Gösterilen Metin >>
--------------------------------
Hafıza Ve Mantık 2
Bellek (hafıza), mantığı olan bir işlerliğin kapsar lığı ve kapsamlılığıdır. Beyin de bir sistem olmakla beyinin de bir mantığı ve hafızası vardır. Bu nedenle bellek ansal da oluşan bir işlevdir. Ansal işlevin içi, dış dünyadaki işlerleşen sistem mantığı ile kapsam veya kapasite edilirler.
Böylece bellek; geçmişi ya da geçmişte deney olanları anı edip, bu karşılaşmaları saklar ve yeniden meydana getirir olmanın, ansal yetisidir. Hafızanın oluşmasında dışta olan şeyin katkısı asıl ve esastır. Bu asıl ve esasları belleğin kendi başına anımsaması bellek tutmuş olmadır. Bu anımsama içine belleğin kendi öznel katkısı da olduğundan hatırlanan şey çoğu kez uygulamalı olmadıkça bu belleğin çarpıtmasıdır.
Pek çok bağıntıları ve söylem şekilleri olan mantığı bizler; yukarıda da belirtildiği gibi aşağıda da belirtilecek olanlar gibi karmaşık kılmadan enstantane durumlarıyla yalın şekilde inşalaşmalar olmasını anlamak zorundayız.
--------------------------------
Veri Satırları >>
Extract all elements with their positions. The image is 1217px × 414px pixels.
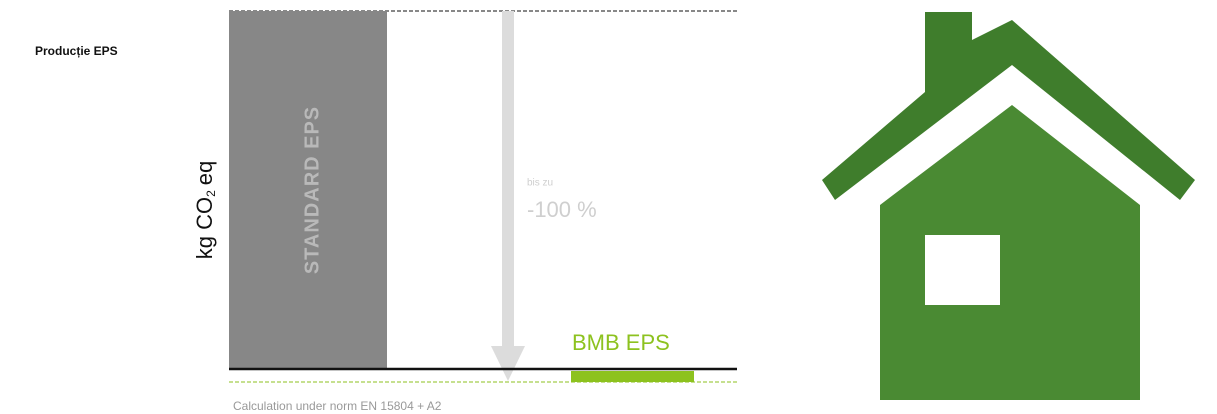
--------------------------------
Görev Koşulları >>
1: Hafıza ve mantık konulu metne göre aşağıdaki soruları yanıtlayınız.
(a) Beyin bir sistem olduğu için nelere sahiptir?
(b) Hafızanın oluşmasında kimin ya da neyin katkısı asıl ve esastır?
(c) Uygulamalı olmadıkça hatırlanan şey çoğu kez neyin çarpıtmasıdır?
2: Hafıza ve mantık konulu metni, son cümlesinden sonrasını yazarak sürdürünüz.

Çözülmüş Görevler >>
1:
(a) Bir mantığa ve hafızaya sahiptir.
(b) Dışta olan şeyin katkısı asıl ve esastır.
(c) Belleğin çarpıtmasıdır.

2:
Doğa bize neden mantıklı geliyordu? Çünkü biz doğayı kendi davranışına göre algı ve kavram ediniriz. Doğayı: kurduyla kuşuyla; örtüsü, börtüsü, böceğiyle; dağıyla, ormanıyla, ovasıyla, iniş çıkışıyla; akarsuyuyla, iklimiyle, depremiyle bulutuyla vs. bütün oluşla anlarız. Sonra sistem sistem kategorize ederiz. Kategorize edilenleri de kendi içinde çözümler, sentezlerini yaparız.
İşte doğal mantığın temeli ve öznel mantığa kaynaklık oluşu buydu. Doğada edindiğimiz bu algı ve kavrama olan izlek ve izleğiler de; dıştaki kendi düzenlerine uygunlukları aradığımız için doğa; bize mantıklı gelir. Bu nedenle deniz, balıkla; hava, kuşla; bulut yağmurla vs. düşünülüp mantıklı edilirler.
Farklı bir sistem düzeni içinde kökü havada olan bir ağaç, olam ise de şu anki sistem mantığımıza göre kökü havada olan bir ağaç bize mantıksız gelir. Mantığı, düşünmeyi, mantıki konuşmanın temeliyle, izlenim ve deneyimlerimizi de doğal sistemlerde bulunan mantık oluşturur. İnsan mantığı insan öznelliğiyle katkılı ve insan algı ve öznelliğiyle sınırlıdır.
Doğanın işleyişi, doğanın gelip geçici olan düzeni ve düzenli işleyişleri zorunlu oluşla insan düşüncesini dahi içeriyordu. İnsan mantıklı düşünceyi biçimliyordu. İnsan mantığı doğal sistemlerin işleyiş mantığıyla biçimlenirse de insan mantığı doğal mantığın kendisi değildir.
İnsan mantığı, doğa mantığından farklı bir ruh içerir. Doğanın ruhu ve doğanın işleyiş mantığı gelip geçici olmakla kendi girişmeli bağıntı ve düzenlenişlerdir. Doğadaki sistem ve sistemin mantığı ne hiç kimse içindir. Ne de hiç kimse için değildir.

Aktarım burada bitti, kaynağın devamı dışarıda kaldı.